[Start of Data to use]
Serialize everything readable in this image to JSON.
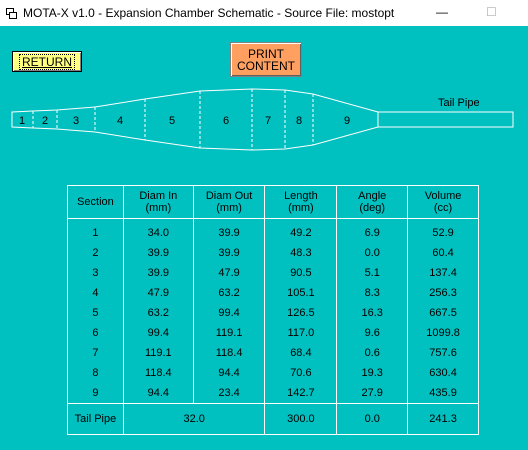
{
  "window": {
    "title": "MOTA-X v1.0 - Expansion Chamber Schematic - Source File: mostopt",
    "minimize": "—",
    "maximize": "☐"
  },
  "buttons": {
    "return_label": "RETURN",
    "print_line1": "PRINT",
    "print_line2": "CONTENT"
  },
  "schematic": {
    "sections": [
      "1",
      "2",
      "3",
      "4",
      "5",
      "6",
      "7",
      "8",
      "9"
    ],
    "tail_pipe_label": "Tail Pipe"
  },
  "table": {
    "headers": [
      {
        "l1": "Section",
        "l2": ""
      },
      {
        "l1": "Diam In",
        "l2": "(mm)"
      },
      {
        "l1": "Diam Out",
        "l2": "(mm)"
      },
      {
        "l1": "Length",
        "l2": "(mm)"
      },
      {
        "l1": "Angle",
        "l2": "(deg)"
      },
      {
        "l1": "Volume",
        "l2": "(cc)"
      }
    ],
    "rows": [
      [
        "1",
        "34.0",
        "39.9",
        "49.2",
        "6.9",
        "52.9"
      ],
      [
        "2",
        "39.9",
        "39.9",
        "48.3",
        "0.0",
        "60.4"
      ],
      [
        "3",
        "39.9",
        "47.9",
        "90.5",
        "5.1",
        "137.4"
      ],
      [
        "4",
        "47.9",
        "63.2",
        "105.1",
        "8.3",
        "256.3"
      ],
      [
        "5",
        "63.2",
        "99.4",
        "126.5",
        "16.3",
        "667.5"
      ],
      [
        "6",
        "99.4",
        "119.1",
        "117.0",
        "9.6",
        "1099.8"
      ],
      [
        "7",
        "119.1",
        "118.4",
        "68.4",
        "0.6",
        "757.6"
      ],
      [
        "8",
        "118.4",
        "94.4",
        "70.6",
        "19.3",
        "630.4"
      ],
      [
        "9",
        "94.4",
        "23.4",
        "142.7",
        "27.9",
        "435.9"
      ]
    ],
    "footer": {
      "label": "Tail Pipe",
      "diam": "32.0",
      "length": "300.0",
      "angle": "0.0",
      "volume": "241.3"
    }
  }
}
[End of Data to use]
[Start of Data to use]
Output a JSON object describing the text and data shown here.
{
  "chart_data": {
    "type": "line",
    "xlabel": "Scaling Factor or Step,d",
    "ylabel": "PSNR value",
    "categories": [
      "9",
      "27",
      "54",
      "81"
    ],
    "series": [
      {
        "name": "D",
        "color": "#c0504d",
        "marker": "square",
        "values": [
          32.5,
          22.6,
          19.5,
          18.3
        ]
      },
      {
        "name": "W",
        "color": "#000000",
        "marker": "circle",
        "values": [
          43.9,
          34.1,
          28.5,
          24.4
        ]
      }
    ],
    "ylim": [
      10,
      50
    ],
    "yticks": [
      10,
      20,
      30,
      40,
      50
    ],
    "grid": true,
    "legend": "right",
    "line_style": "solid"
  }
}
[End of Data to use]
[Start of Data to use]
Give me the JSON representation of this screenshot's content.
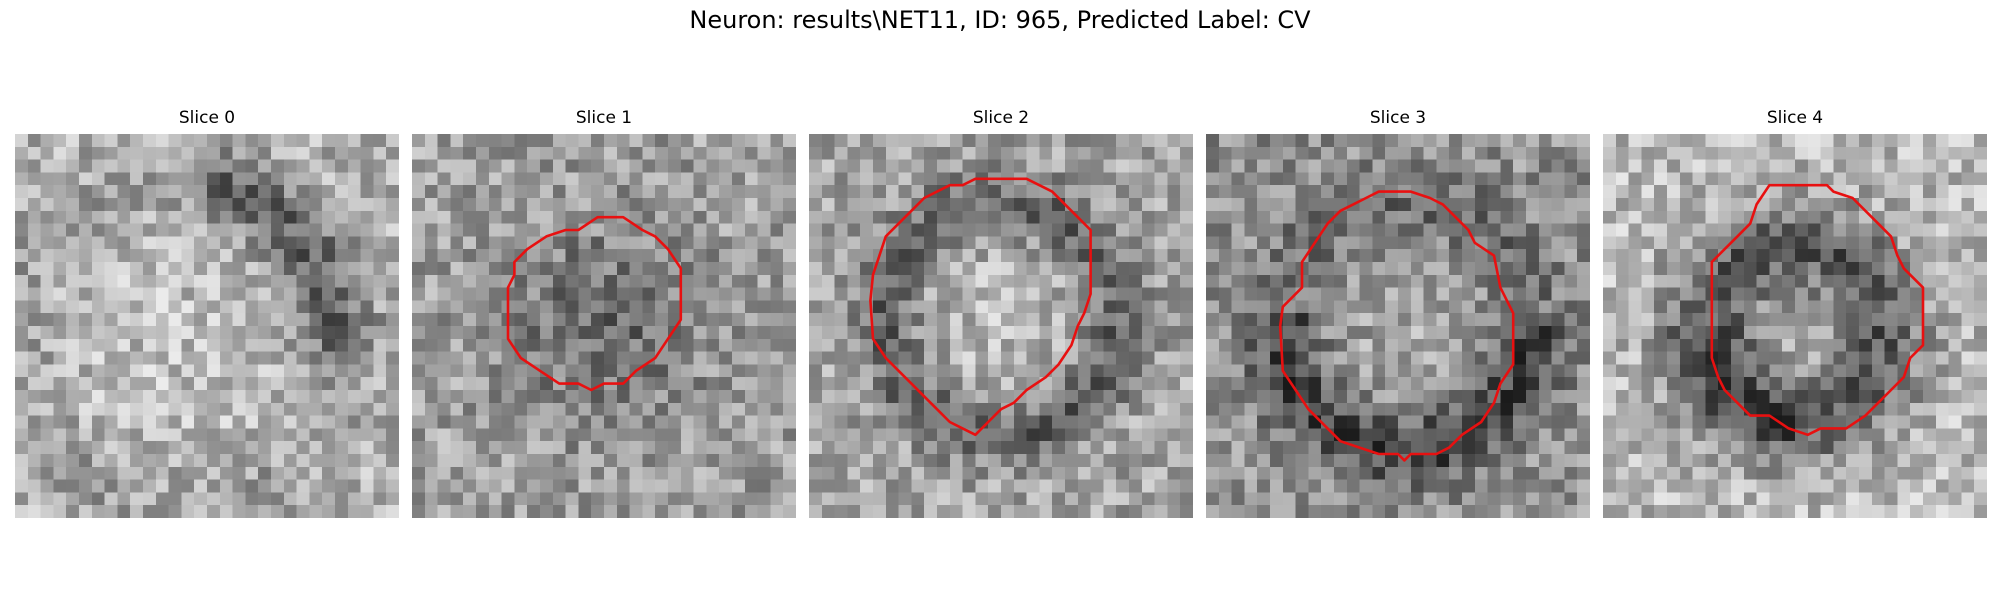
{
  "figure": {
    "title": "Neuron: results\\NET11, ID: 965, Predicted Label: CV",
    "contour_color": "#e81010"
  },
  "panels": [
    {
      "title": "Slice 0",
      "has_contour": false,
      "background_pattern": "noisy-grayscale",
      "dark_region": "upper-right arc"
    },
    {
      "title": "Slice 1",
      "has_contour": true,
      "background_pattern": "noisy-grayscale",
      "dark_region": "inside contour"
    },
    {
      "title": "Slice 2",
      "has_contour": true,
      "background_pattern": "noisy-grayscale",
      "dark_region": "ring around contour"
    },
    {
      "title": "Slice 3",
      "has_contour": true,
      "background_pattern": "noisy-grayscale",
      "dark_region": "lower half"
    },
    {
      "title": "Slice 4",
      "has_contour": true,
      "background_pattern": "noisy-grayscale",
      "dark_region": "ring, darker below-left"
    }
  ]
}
[End of Data to use]
Task to carry out:
Copy every line in the entries above that has the string "Tail" in it.

Result of this task:
    "tail_pipe_label": "Tail Pipe"
      "label": "Tail Pipe",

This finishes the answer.